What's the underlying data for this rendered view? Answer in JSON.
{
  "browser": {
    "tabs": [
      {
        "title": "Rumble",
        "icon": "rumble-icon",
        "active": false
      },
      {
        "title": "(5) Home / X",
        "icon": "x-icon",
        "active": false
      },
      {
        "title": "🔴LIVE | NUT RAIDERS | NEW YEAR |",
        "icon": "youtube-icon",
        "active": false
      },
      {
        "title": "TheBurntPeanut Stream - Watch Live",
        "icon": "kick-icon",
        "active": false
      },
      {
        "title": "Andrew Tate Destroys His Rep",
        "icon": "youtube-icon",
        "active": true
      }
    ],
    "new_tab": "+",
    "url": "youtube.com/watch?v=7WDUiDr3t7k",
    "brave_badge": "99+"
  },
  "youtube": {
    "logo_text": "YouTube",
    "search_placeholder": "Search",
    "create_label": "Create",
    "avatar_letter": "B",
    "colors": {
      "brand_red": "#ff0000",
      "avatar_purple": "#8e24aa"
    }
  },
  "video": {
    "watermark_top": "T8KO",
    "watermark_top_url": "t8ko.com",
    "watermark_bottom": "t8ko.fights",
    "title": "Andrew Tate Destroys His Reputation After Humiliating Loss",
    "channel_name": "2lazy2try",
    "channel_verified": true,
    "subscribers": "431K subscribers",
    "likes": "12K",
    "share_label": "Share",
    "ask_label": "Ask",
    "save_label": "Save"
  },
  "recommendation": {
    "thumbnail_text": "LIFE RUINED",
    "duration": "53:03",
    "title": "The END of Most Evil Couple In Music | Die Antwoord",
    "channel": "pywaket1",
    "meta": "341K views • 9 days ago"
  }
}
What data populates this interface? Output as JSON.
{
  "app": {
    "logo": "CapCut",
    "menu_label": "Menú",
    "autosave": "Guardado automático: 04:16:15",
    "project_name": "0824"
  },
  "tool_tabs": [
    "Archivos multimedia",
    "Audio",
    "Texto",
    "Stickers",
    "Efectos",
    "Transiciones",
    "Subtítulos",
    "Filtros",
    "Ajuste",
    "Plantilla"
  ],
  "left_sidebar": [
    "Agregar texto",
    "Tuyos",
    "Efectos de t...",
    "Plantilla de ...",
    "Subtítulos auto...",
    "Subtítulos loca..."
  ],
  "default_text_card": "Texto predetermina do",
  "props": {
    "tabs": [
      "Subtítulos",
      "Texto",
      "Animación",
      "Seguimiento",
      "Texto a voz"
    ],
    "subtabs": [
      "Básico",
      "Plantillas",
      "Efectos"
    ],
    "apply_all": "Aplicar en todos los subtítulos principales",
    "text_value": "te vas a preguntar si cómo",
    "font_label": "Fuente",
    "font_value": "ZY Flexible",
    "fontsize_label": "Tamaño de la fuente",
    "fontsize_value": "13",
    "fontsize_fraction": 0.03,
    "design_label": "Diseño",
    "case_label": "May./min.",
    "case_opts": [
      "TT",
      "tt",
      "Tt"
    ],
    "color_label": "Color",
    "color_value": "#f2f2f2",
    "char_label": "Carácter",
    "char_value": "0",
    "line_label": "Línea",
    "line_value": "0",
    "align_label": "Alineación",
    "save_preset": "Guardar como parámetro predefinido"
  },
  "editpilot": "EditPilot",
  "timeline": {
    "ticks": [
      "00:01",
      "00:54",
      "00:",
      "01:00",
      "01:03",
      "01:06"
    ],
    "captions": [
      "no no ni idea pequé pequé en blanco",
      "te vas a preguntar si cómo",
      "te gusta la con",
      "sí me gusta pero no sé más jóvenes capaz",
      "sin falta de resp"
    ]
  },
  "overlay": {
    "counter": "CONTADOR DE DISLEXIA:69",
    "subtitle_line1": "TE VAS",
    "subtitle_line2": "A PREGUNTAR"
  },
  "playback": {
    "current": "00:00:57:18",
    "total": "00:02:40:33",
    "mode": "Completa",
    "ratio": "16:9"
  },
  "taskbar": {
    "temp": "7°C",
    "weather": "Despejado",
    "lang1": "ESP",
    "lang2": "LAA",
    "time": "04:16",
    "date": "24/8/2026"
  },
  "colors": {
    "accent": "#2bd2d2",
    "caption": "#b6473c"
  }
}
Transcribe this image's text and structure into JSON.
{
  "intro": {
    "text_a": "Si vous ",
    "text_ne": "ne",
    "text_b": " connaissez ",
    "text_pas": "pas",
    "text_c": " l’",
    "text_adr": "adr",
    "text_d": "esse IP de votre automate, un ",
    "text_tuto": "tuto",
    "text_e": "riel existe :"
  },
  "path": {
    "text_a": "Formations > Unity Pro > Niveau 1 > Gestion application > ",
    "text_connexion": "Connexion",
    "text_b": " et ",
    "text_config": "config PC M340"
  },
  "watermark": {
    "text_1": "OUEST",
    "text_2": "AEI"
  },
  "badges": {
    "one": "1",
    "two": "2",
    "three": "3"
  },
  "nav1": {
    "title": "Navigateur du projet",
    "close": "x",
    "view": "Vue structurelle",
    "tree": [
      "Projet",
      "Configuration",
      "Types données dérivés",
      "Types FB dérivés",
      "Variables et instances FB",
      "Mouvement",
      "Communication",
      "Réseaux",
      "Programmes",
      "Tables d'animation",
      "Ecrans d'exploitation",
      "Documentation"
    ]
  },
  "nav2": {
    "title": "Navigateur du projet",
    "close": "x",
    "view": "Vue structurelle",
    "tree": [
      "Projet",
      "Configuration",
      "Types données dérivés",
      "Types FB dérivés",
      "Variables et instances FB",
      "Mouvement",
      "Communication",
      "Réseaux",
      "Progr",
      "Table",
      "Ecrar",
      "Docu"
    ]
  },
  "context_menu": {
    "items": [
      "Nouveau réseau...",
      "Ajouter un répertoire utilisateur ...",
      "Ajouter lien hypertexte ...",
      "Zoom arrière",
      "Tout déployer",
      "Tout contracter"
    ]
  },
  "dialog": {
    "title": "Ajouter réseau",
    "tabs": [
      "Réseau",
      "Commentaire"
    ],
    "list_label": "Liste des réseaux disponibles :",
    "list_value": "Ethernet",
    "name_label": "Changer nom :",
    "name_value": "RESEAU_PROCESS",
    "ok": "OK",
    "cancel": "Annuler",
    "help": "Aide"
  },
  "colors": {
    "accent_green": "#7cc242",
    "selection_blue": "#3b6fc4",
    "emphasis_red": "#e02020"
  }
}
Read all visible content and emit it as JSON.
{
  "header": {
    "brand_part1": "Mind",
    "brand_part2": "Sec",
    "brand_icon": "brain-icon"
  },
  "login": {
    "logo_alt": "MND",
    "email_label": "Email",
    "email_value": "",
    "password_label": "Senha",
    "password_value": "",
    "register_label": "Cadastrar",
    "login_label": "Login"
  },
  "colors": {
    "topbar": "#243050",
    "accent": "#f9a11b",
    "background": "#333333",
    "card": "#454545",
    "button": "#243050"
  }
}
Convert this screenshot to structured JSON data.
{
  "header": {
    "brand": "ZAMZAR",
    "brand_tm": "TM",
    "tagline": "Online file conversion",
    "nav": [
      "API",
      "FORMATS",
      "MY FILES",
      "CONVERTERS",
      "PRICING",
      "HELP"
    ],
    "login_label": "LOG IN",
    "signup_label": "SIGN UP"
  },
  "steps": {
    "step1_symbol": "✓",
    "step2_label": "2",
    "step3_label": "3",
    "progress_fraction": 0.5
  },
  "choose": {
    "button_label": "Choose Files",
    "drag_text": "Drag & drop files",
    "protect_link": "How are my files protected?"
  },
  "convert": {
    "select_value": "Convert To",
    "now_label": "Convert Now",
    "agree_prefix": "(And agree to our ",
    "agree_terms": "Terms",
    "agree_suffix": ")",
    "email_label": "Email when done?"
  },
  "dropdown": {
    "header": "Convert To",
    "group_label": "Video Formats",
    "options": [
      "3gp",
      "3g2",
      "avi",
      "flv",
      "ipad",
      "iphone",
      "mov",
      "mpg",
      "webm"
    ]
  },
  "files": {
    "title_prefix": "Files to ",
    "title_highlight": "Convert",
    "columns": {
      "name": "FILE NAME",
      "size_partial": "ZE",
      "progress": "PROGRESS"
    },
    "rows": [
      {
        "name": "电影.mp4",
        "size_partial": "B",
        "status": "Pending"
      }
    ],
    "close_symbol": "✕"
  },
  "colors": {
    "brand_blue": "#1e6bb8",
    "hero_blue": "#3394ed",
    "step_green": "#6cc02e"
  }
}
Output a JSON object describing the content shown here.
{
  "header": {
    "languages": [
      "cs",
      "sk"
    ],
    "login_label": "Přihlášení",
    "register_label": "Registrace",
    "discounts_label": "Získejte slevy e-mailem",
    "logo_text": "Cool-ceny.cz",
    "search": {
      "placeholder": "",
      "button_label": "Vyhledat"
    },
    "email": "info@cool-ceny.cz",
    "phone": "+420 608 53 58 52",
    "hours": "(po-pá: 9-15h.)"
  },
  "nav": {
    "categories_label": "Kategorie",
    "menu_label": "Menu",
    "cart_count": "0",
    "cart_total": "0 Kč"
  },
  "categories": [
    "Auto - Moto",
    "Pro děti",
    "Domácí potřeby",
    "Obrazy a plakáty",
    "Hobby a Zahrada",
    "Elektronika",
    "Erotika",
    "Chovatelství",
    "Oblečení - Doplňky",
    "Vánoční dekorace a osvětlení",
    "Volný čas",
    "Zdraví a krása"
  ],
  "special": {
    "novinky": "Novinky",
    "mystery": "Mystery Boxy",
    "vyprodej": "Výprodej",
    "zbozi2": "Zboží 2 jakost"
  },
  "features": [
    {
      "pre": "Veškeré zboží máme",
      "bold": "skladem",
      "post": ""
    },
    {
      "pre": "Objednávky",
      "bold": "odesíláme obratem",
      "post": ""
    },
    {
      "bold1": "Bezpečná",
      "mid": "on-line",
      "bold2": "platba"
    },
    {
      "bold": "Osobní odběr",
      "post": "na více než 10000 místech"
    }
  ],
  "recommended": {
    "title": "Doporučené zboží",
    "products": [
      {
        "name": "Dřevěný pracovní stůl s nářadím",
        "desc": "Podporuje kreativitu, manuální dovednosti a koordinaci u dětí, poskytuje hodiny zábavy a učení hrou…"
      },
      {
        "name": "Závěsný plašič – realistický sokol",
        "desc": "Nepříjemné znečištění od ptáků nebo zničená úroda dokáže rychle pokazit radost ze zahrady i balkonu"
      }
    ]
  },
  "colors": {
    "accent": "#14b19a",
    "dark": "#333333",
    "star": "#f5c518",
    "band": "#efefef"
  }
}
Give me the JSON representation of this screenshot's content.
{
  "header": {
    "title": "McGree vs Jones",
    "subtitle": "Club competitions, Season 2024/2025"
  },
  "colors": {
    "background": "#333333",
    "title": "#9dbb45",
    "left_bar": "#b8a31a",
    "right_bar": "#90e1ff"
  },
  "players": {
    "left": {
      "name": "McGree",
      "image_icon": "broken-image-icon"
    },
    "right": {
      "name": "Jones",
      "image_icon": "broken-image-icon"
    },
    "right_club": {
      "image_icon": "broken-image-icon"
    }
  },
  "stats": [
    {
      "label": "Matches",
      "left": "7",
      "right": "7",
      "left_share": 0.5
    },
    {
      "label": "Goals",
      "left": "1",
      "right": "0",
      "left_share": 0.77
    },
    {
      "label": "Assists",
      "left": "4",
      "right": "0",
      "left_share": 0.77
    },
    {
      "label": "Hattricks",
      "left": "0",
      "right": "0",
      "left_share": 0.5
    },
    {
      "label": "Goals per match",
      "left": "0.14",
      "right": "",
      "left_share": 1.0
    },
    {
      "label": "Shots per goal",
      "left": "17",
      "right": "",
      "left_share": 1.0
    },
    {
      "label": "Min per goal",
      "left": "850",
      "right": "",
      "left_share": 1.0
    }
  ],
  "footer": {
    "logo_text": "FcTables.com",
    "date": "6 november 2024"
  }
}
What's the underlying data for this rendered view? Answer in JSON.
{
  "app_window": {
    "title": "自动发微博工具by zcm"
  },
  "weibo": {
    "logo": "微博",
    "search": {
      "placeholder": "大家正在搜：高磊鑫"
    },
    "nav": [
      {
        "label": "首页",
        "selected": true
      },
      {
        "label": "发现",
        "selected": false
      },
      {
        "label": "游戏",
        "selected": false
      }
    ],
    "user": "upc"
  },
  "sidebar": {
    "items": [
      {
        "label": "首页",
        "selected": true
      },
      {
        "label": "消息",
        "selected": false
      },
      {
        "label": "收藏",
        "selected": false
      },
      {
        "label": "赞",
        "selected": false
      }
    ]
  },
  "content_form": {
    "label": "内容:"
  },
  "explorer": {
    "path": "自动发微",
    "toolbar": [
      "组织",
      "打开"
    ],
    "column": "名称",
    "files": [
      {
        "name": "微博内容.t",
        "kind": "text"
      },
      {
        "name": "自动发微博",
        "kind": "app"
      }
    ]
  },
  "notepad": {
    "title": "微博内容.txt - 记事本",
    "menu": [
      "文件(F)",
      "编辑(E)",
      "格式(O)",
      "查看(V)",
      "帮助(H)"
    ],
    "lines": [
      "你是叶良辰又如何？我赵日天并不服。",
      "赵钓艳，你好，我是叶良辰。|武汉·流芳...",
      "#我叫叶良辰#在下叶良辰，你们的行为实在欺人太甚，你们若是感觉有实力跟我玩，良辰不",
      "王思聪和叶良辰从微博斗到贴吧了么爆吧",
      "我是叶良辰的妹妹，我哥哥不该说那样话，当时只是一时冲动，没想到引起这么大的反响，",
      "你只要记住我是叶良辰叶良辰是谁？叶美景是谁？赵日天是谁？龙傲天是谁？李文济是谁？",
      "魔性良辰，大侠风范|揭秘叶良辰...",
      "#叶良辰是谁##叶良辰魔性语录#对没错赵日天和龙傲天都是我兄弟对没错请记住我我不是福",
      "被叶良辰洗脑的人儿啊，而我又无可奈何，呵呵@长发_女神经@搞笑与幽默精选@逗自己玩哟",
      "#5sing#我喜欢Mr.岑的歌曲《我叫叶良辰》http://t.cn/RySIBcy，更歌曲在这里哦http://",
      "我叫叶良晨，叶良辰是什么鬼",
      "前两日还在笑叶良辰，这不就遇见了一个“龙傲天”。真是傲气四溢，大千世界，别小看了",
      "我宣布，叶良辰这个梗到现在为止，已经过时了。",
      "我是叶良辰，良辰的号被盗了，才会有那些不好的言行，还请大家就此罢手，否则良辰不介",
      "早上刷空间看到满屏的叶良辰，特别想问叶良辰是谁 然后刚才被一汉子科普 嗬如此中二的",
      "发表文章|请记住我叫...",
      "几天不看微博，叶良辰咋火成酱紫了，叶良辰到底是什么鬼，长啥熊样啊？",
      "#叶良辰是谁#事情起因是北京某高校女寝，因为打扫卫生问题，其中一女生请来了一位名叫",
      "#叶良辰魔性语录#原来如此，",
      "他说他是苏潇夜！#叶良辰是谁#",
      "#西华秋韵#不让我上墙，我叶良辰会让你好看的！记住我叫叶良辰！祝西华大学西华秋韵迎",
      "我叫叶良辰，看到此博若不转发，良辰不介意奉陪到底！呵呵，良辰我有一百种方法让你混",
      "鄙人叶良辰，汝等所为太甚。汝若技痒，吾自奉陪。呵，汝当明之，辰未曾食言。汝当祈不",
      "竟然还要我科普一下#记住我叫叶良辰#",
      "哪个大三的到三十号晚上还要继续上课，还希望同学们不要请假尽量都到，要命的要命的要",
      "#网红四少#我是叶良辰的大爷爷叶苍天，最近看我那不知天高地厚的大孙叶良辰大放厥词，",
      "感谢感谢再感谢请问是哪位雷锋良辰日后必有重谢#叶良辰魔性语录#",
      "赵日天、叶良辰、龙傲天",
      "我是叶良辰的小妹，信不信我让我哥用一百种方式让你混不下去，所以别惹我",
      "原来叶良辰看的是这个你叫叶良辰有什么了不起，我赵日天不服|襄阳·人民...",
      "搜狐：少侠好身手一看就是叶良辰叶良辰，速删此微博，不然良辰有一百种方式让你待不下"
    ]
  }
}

══════════

Scan the listing above for the word "记住我叫叶良辰" and copy every line that holds it.

      "#西华秋韵#不让我上墙，我叶良辰会让你好看的！记住我叫叶良辰！祝西华大学西华秋韵迎",
      "竟然还要我科普一下#记住我叫叶良辰#",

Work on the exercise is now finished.